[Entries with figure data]
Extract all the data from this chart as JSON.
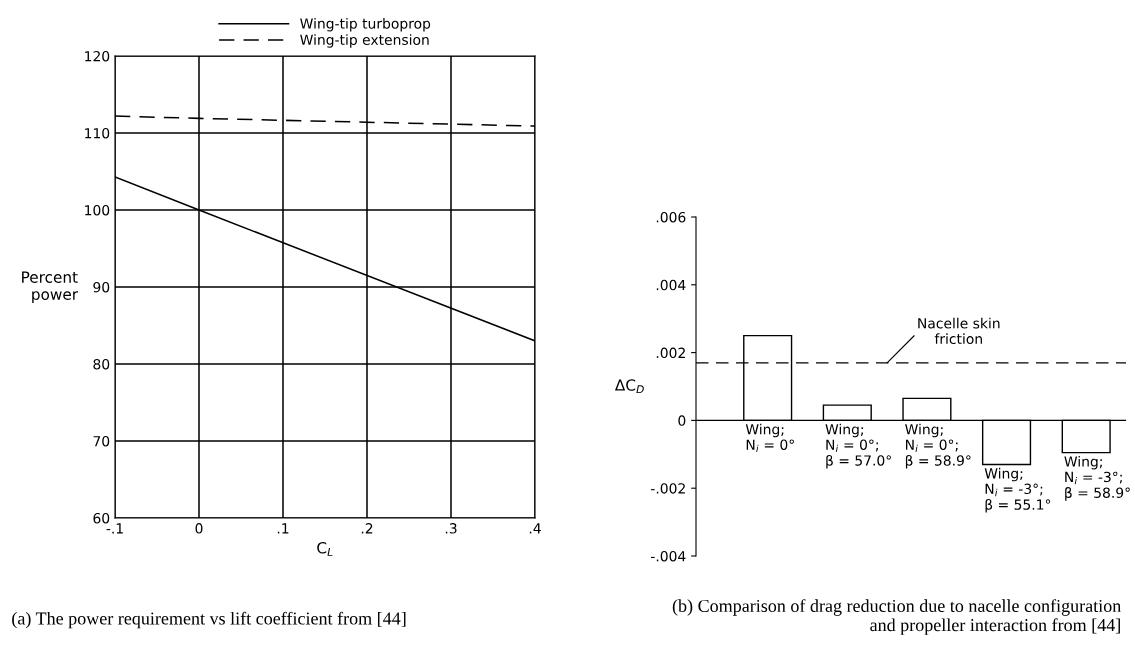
{
  "chart_data": [
    {
      "type": "line",
      "x": [
        -0.1,
        0,
        0.4
      ],
      "xlabel": "C$_{L}$",
      "ylabel": "Percent\npower",
      "series": [
        {
          "name": "Wing-tip turboprop",
          "color": "#000000",
          "line_style": "solid",
          "values": [
            104.3,
            100,
            83
          ]
        },
        {
          "name": "Wing-tip extension",
          "color": "#000000",
          "line_style": "dashed",
          "values": [
            112.2,
            111.9,
            110.9
          ]
        }
      ],
      "xlim": [
        -0.1,
        0.4
      ],
      "xticks": [
        {
          "value": -0.1,
          "label": "-.1"
        },
        0,
        {
          "value": 0.1,
          "label": ".1"
        },
        {
          "value": 0.2,
          "label": ".2"
        },
        {
          "value": 0.3,
          "label": ".3"
        },
        {
          "value": 0.4,
          "label": ".4"
        }
      ],
      "ylim": [
        60,
        120
      ],
      "yticks": [
        60,
        70,
        80,
        90,
        100,
        110,
        120
      ],
      "grid": true,
      "legend": "top",
      "marker": "none",
      "annotations": [
        "(a) The power requirement vs lift coefficient from [44]"
      ]
    },
    {
      "type": "bar",
      "ylabel": "ΔC$_{D}$",
      "categories": [
        "Wing;\nN$_{i}$ = 0°",
        "Wing;\nN$_{i}$ = 0°;\nβ = 57.0°",
        "Wing;\nN$_{i}$ = 0°;\nβ = 58.9°",
        "Wing;\nN$_{i}$ = -3°;\nβ = 55.1°",
        "Wing;\nN$_{i}$ = -3°;\nβ = 58.9°"
      ],
      "values": [
        0.0025,
        0.00045,
        0.00065,
        -0.0013,
        -0.00095
      ],
      "color": "#ffffff",
      "ylim": [
        -0.004,
        0.006
      ],
      "yticks": [
        {
          "value": -0.004,
          "label": "-.004"
        },
        {
          "value": -0.002,
          "label": "-.002"
        },
        0,
        {
          "value": 0.002,
          "label": ".002"
        },
        {
          "value": 0.004,
          "label": ".004"
        },
        {
          "value": 0.006,
          "label": ".006"
        }
      ],
      "grid": false,
      "ref_lines": [
        {
          "axis": "y",
          "value": 0.0017,
          "label": "Nacelle skin\nfriction",
          "line_style": "dashed",
          "color": "#000000"
        }
      ],
      "annotations": [
        "(b) Comparison of drag reduction due to nacelle configuration and propeller interaction from [44]"
      ]
    }
  ]
}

What to work on — Quote the material word for word, dropping any images it holds.

Solution for this problem —
Extract all the data from this chart as JSON.
{
  "chart_data": [
    {
      "type": "line",
      "x": [
        -0.1,
        0,
        0.4
      ],
      "xlabel": "C$_{L}$",
      "ylabel": "Percent\npower",
      "series": [
        {
          "name": "Wing-tip turboprop",
          "color": "#000000",
          "line_style": "solid",
          "values": [
            104.3,
            100,
            83
          ]
        },
        {
          "name": "Wing-tip extension",
          "color": "#000000",
          "line_style": "dashed",
          "values": [
            112.2,
            111.9,
            110.9
          ]
        }
      ],
      "xlim": [
        -0.1,
        0.4
      ],
      "xticks": [
        {
          "value": -0.1,
          "label": "-.1"
        },
        0,
        {
          "value": 0.1,
          "label": ".1"
        },
        {
          "value": 0.2,
          "label": ".2"
        },
        {
          "value": 0.3,
          "label": ".3"
        },
        {
          "value": 0.4,
          "label": ".4"
        }
      ],
      "ylim": [
        60,
        120
      ],
      "yticks": [
        60,
        70,
        80,
        90,
        100,
        110,
        120
      ],
      "grid": true,
      "legend": "top",
      "marker": "none",
      "annotations": [
        "(a) The power requirement vs lift coefficient from [44]"
      ]
    },
    {
      "type": "bar",
      "ylabel": "ΔC$_{D}$",
      "categories": [
        "Wing;\nN$_{i}$ = 0°",
        "Wing;\nN$_{i}$ = 0°;\nβ = 57.0°",
        "Wing;\nN$_{i}$ = 0°;\nβ = 58.9°",
        "Wing;\nN$_{i}$ = -3°;\nβ = 55.1°",
        "Wing;\nN$_{i}$ = -3°;\nβ = 58.9°"
      ],
      "values": [
        0.0025,
        0.00045,
        0.00065,
        -0.0013,
        -0.00095
      ],
      "color": "#ffffff",
      "ylim": [
        -0.004,
        0.006
      ],
      "yticks": [
        {
          "value": -0.004,
          "label": "-.004"
        },
        {
          "value": -0.002,
          "label": "-.002"
        },
        0,
        {
          "value": 0.002,
          "label": ".002"
        },
        {
          "value": 0.004,
          "label": ".004"
        },
        {
          "value": 0.006,
          "label": ".006"
        }
      ],
      "grid": false,
      "ref_lines": [
        {
          "axis": "y",
          "value": 0.0017,
          "label": "Nacelle skin\nfriction",
          "line_style": "dashed",
          "color": "#000000"
        }
      ],
      "annotations": [
        "(b) Comparison of drag reduction due to nacelle configuration and propeller interaction from [44]"
      ]
    }
  ]
}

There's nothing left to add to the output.